[Stored data entries]
● ● ● ●

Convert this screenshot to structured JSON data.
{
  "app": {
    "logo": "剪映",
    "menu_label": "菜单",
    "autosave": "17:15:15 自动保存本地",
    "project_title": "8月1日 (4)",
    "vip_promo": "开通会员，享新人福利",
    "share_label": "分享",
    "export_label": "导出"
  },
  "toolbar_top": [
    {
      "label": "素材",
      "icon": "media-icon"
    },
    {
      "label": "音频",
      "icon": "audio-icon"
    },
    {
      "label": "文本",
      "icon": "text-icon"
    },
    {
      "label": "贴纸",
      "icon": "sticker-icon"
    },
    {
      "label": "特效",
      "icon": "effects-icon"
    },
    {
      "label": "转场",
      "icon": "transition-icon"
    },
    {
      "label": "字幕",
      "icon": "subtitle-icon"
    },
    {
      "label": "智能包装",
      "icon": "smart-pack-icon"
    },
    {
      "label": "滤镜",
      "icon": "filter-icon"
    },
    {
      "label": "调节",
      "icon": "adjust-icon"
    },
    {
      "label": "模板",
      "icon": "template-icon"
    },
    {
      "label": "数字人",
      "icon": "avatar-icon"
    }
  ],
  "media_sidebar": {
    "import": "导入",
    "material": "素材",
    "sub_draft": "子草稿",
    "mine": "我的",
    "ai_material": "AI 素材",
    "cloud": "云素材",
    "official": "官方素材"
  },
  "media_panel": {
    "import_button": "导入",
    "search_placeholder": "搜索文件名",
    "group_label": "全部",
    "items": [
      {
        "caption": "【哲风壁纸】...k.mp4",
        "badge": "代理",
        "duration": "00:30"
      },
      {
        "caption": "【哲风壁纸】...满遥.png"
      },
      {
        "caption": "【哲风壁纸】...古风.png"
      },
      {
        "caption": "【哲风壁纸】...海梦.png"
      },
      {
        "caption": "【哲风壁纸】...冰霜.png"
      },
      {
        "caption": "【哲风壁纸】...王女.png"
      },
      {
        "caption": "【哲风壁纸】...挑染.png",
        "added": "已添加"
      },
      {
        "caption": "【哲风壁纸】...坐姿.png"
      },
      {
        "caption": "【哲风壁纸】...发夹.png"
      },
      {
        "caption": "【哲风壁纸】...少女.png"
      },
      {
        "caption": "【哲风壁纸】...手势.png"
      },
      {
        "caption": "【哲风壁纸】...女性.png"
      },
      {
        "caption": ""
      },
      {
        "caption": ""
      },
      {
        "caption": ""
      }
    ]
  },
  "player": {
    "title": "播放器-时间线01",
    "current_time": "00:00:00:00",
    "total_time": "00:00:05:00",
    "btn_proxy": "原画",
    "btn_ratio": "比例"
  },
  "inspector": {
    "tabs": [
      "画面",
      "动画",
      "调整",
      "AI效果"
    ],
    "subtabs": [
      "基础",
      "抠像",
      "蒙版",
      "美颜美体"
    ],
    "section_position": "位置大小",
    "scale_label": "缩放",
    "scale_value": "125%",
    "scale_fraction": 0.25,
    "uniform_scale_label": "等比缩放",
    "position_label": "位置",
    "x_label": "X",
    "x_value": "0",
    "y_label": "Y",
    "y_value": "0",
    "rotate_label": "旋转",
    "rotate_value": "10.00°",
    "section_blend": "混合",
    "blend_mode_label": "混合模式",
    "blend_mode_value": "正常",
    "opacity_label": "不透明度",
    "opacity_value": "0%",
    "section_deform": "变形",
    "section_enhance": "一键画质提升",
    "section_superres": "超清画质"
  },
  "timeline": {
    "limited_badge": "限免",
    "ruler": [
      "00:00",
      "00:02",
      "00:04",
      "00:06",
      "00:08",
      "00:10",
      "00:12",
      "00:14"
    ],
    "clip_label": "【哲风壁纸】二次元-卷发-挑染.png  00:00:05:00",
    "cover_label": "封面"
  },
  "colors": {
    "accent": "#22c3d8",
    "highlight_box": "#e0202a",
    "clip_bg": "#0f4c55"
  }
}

● ● ● ●

Retype the records in full. Keep every line identical to the original.

Answer for this exercise:
Convert this screenshot to structured JSON data.
{
  "app": {
    "logo": "剪映",
    "menu_label": "菜单",
    "autosave": "17:15:15 自动保存本地",
    "project_title": "8月1日 (4)",
    "vip_promo": "开通会员，享新人福利",
    "share_label": "分享",
    "export_label": "导出"
  },
  "toolbar_top": [
    {
      "label": "素材",
      "icon": "media-icon"
    },
    {
      "label": "音频",
      "icon": "audio-icon"
    },
    {
      "label": "文本",
      "icon": "text-icon"
    },
    {
      "label": "贴纸",
      "icon": "sticker-icon"
    },
    {
      "label": "特效",
      "icon": "effects-icon"
    },
    {
      "label": "转场",
      "icon": "transition-icon"
    },
    {
      "label": "字幕",
      "icon": "subtitle-icon"
    },
    {
      "label": "智能包装",
      "icon": "smart-pack-icon"
    },
    {
      "label": "滤镜",
      "icon": "filter-icon"
    },
    {
      "label": "调节",
      "icon": "adjust-icon"
    },
    {
      "label": "模板",
      "icon": "template-icon"
    },
    {
      "label": "数字人",
      "icon": "avatar-icon"
    }
  ],
  "media_sidebar": {
    "import": "导入",
    "material": "素材",
    "sub_draft": "子草稿",
    "mine": "我的",
    "ai_material": "AI 素材",
    "cloud": "云素材",
    "official": "官方素材"
  },
  "media_panel": {
    "import_button": "导入",
    "search_placeholder": "搜索文件名",
    "group_label": "全部",
    "items": [
      {
        "caption": "【哲风壁纸】...k.mp4",
        "badge": "代理",
        "duration": "00:30"
      },
      {
        "caption": "【哲风壁纸】...满遥.png"
      },
      {
        "caption": "【哲风壁纸】...古风.png"
      },
      {
        "caption": "【哲风壁纸】...海梦.png"
      },
      {
        "caption": "【哲风壁纸】...冰霜.png"
      },
      {
        "caption": "【哲风壁纸】...王女.png"
      },
      {
        "caption": "【哲风壁纸】...挑染.png",
        "added": "已添加"
      },
      {
        "caption": "【哲风壁纸】...坐姿.png"
      },
      {
        "caption": "【哲风壁纸】...发夹.png"
      },
      {
        "caption": "【哲风壁纸】...少女.png"
      },
      {
        "caption": "【哲风壁纸】...手势.png"
      },
      {
        "caption": "【哲风壁纸】...女性.png"
      },
      {
        "caption": ""
      },
      {
        "caption": ""
      },
      {
        "caption": ""
      }
    ]
  },
  "player": {
    "title": "播放器-时间线01",
    "current_time": "00:00:00:00",
    "total_time": "00:00:05:00",
    "btn_proxy": "原画",
    "btn_ratio": "比例"
  },
  "inspector": {
    "tabs": [
      "画面",
      "动画",
      "调整",
      "AI效果"
    ],
    "subtabs": [
      "基础",
      "抠像",
      "蒙版",
      "美颜美体"
    ],
    "section_position": "位置大小",
    "scale_label": "缩放",
    "scale_value": "125%",
    "scale_fraction": 0.25,
    "uniform_scale_label": "等比缩放",
    "position_label": "位置",
    "x_label": "X",
    "x_value": "0",
    "y_label": "Y",
    "y_value": "0",
    "rotate_label": "旋转",
    "rotate_value": "10.00°",
    "section_blend": "混合",
    "blend_mode_label": "混合模式",
    "blend_mode_value": "正常",
    "opacity_label": "不透明度",
    "opacity_value": "0%",
    "section_deform": "变形",
    "section_enhance": "一键画质提升",
    "section_superres": "超清画质"
  },
  "timeline": {
    "limited_badge": "限免",
    "ruler": [
      "00:00",
      "00:02",
      "00:04",
      "00:06",
      "00:08",
      "00:10",
      "00:12",
      "00:14"
    ],
    "clip_label": "【哲风壁纸】二次元-卷发-挑染.png  00:00:05:00",
    "cover_label": "封面"
  },
  "colors": {
    "accent": "#22c3d8",
    "highlight_box": "#e0202a",
    "clip_bg": "#0f4c55"
  }
}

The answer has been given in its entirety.